start RECORDS FOR THIS TASK

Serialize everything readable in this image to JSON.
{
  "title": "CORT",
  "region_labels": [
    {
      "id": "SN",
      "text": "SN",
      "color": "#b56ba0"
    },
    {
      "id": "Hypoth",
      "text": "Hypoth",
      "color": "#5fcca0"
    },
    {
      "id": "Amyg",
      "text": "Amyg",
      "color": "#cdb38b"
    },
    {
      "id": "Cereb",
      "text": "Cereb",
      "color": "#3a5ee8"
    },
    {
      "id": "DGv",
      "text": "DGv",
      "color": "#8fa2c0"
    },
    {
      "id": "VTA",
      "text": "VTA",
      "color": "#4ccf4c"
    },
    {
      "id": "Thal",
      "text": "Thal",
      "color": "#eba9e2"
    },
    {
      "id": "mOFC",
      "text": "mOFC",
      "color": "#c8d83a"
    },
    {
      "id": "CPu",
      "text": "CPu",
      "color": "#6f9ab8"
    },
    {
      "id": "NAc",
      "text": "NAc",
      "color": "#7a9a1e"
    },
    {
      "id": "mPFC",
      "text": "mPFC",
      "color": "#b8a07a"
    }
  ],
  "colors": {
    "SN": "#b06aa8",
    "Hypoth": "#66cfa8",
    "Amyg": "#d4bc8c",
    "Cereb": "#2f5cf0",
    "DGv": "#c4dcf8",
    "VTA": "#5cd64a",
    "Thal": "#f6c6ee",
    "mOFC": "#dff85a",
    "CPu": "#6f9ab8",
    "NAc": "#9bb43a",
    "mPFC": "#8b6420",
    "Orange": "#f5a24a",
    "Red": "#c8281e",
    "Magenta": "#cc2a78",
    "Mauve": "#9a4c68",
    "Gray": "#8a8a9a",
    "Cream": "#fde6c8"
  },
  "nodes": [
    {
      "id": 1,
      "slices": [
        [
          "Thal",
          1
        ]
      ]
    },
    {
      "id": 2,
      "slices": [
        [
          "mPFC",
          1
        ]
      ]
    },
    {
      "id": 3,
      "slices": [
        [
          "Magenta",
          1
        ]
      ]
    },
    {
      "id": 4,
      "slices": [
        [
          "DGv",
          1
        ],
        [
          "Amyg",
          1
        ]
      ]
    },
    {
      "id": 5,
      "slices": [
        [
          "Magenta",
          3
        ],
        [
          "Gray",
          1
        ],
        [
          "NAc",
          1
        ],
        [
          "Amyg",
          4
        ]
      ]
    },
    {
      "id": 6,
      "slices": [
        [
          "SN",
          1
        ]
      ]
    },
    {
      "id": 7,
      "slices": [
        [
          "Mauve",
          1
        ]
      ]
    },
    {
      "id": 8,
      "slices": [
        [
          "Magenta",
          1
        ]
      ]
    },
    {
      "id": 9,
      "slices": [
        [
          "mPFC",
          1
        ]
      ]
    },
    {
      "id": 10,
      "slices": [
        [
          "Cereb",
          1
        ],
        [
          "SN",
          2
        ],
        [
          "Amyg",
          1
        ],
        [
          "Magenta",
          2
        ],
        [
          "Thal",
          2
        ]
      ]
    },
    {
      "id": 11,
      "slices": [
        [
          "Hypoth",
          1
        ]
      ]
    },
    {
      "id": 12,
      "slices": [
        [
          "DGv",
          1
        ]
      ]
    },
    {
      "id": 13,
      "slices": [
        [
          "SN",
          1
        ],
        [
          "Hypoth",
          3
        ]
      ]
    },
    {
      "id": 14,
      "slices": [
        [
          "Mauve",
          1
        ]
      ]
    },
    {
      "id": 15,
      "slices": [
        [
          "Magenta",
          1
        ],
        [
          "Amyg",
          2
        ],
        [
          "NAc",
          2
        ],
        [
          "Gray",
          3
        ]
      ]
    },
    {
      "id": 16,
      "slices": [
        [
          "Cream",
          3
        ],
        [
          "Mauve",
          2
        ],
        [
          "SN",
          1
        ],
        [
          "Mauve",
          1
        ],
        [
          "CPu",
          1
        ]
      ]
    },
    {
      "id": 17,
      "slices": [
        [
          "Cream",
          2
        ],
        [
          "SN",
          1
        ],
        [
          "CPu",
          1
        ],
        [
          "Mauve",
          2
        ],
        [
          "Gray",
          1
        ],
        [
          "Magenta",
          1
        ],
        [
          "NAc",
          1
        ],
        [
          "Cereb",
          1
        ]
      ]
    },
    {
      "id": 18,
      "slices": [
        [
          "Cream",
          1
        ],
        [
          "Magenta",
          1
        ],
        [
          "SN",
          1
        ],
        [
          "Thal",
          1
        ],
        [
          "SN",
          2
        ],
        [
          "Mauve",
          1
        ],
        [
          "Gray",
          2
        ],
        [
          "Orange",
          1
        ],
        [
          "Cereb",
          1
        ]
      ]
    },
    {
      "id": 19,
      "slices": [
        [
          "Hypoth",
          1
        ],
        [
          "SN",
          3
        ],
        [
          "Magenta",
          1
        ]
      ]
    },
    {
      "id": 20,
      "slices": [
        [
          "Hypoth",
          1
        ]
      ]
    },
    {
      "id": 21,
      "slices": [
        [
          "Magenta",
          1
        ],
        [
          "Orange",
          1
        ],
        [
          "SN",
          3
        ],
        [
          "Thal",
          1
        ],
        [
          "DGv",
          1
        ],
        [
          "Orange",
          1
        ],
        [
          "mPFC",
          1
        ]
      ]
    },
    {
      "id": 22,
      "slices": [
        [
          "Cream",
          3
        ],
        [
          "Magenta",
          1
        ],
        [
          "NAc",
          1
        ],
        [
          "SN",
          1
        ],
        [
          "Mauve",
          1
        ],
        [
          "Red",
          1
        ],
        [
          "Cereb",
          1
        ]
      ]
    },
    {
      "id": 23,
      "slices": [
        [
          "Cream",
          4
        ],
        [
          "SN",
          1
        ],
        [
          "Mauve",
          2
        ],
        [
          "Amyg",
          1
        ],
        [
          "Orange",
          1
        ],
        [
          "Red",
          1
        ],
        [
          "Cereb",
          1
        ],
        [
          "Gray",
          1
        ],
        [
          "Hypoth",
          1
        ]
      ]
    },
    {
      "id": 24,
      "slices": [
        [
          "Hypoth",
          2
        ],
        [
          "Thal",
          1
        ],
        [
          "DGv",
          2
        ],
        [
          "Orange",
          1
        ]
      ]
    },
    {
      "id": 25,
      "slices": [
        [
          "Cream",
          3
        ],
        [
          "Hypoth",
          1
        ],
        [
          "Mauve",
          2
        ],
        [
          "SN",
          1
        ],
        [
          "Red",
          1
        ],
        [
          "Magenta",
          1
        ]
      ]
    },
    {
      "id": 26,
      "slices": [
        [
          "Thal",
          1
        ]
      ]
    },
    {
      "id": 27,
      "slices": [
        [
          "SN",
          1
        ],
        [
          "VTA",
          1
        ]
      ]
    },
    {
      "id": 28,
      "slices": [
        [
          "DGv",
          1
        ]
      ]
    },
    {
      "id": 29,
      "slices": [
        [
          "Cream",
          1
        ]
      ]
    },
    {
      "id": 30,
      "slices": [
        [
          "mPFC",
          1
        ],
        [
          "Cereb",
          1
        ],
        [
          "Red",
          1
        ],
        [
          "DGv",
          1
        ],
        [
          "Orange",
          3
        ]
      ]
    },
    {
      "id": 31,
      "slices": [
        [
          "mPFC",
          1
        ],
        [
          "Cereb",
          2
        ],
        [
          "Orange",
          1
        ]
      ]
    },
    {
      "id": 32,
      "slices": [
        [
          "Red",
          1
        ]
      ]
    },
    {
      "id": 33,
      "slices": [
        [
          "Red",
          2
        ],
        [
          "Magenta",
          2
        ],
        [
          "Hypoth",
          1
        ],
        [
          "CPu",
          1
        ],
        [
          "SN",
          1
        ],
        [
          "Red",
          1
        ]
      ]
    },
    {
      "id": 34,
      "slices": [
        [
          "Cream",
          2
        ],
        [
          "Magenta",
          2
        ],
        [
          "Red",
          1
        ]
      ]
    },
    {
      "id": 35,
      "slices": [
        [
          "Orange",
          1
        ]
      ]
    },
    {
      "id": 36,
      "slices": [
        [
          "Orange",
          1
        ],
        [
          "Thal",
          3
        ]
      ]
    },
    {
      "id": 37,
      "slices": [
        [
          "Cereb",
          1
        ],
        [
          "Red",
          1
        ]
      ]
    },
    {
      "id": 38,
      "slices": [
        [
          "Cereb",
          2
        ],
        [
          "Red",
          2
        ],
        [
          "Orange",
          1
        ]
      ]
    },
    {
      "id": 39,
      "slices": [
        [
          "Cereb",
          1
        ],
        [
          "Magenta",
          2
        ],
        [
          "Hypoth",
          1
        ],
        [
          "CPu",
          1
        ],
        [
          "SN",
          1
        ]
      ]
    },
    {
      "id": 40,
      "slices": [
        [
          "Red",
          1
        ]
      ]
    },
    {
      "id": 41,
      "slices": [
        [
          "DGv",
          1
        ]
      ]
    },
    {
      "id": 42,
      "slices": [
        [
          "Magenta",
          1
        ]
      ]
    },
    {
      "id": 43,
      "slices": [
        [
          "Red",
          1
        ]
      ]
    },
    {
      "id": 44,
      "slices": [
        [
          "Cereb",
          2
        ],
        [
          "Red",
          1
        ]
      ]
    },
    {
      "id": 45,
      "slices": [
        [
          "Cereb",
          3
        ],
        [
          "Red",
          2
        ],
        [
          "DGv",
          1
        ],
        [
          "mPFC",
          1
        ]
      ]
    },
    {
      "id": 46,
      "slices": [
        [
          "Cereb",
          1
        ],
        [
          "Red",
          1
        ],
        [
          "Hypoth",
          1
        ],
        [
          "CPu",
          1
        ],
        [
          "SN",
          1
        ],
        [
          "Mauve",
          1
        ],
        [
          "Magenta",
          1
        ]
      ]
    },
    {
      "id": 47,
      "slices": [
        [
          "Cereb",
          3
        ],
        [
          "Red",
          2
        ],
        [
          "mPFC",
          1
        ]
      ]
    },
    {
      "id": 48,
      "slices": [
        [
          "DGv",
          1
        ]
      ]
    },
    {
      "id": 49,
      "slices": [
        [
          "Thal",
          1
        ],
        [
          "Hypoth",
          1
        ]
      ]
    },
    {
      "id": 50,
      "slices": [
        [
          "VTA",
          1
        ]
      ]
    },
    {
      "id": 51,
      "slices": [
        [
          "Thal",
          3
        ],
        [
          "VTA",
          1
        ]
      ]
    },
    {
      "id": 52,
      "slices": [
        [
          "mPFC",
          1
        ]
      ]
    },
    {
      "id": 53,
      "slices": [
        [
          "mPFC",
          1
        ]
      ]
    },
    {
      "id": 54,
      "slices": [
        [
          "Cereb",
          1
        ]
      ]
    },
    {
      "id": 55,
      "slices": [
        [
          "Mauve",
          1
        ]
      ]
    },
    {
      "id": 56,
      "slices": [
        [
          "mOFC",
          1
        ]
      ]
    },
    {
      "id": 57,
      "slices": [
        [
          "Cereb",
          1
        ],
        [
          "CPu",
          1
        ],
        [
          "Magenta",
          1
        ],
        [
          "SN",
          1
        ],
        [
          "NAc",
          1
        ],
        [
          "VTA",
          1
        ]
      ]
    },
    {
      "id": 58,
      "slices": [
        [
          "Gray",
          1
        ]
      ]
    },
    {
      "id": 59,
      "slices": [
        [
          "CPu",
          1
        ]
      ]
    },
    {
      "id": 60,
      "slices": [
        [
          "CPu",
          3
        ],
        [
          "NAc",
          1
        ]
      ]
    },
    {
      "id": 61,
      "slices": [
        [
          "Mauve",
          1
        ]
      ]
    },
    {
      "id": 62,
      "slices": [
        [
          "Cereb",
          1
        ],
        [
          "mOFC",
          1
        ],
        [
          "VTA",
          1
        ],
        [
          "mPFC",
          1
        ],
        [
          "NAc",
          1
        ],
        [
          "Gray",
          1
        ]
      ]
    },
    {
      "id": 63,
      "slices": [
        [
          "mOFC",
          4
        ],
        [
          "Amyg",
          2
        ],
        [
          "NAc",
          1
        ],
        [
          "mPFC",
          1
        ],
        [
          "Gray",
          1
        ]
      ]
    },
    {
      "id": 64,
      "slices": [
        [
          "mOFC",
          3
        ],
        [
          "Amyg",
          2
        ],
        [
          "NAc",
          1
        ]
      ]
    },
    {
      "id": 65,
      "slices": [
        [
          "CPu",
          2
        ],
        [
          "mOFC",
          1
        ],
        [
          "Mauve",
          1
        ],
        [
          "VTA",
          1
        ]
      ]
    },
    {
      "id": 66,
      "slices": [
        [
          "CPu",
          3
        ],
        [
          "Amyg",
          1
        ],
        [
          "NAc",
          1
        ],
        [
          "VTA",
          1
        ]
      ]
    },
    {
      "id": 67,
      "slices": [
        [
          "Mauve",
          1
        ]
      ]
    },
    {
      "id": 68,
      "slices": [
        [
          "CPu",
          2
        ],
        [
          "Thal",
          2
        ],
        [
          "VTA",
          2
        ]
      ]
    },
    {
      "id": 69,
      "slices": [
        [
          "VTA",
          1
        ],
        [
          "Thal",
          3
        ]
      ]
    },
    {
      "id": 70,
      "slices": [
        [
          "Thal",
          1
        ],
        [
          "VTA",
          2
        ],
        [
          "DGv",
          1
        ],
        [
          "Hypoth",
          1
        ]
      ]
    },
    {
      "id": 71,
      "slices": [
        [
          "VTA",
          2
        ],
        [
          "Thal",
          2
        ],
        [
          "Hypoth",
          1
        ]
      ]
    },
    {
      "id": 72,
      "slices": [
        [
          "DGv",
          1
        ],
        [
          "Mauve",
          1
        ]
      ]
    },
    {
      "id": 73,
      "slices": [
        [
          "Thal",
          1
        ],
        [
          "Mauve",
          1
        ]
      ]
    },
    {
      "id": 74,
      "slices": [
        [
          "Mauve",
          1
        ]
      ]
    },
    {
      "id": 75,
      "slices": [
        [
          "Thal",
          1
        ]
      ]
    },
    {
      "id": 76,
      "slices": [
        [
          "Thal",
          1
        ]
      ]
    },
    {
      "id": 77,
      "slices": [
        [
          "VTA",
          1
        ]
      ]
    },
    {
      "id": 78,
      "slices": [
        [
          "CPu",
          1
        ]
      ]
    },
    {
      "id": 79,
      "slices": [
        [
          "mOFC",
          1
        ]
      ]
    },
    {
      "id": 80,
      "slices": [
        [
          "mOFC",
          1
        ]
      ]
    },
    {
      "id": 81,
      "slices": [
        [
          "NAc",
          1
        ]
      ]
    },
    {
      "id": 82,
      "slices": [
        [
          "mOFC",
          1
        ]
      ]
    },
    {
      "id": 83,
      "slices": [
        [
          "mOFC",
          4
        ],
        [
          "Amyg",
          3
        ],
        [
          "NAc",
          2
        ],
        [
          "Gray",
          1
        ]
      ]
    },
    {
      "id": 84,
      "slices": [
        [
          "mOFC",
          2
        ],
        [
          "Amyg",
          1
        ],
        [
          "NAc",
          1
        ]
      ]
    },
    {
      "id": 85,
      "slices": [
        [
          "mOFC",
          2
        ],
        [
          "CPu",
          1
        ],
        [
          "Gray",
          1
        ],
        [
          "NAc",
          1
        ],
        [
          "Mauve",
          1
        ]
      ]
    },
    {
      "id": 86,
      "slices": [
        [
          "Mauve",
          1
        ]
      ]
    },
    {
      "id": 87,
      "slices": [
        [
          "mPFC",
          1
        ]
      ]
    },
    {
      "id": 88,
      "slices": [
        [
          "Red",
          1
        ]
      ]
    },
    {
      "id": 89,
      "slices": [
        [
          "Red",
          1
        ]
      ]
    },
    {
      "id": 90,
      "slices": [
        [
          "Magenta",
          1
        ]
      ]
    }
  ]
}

end RECORDS FOR THIS TASK

__TASK TO COMPLETE__. Check each line of the records for the word "text" and extract those that contain it.

__THE REPLY__.
      "text": "SN",
      "text": "Hypoth",
      "text": "Amyg",
      "text": "Cereb",
      "text": "DGv",
      "text": "VTA",
      "text": "Thal",
      "text": "mOFC",
      "text": "CPu",
      "text": "NAc",
      "text": "mPFC",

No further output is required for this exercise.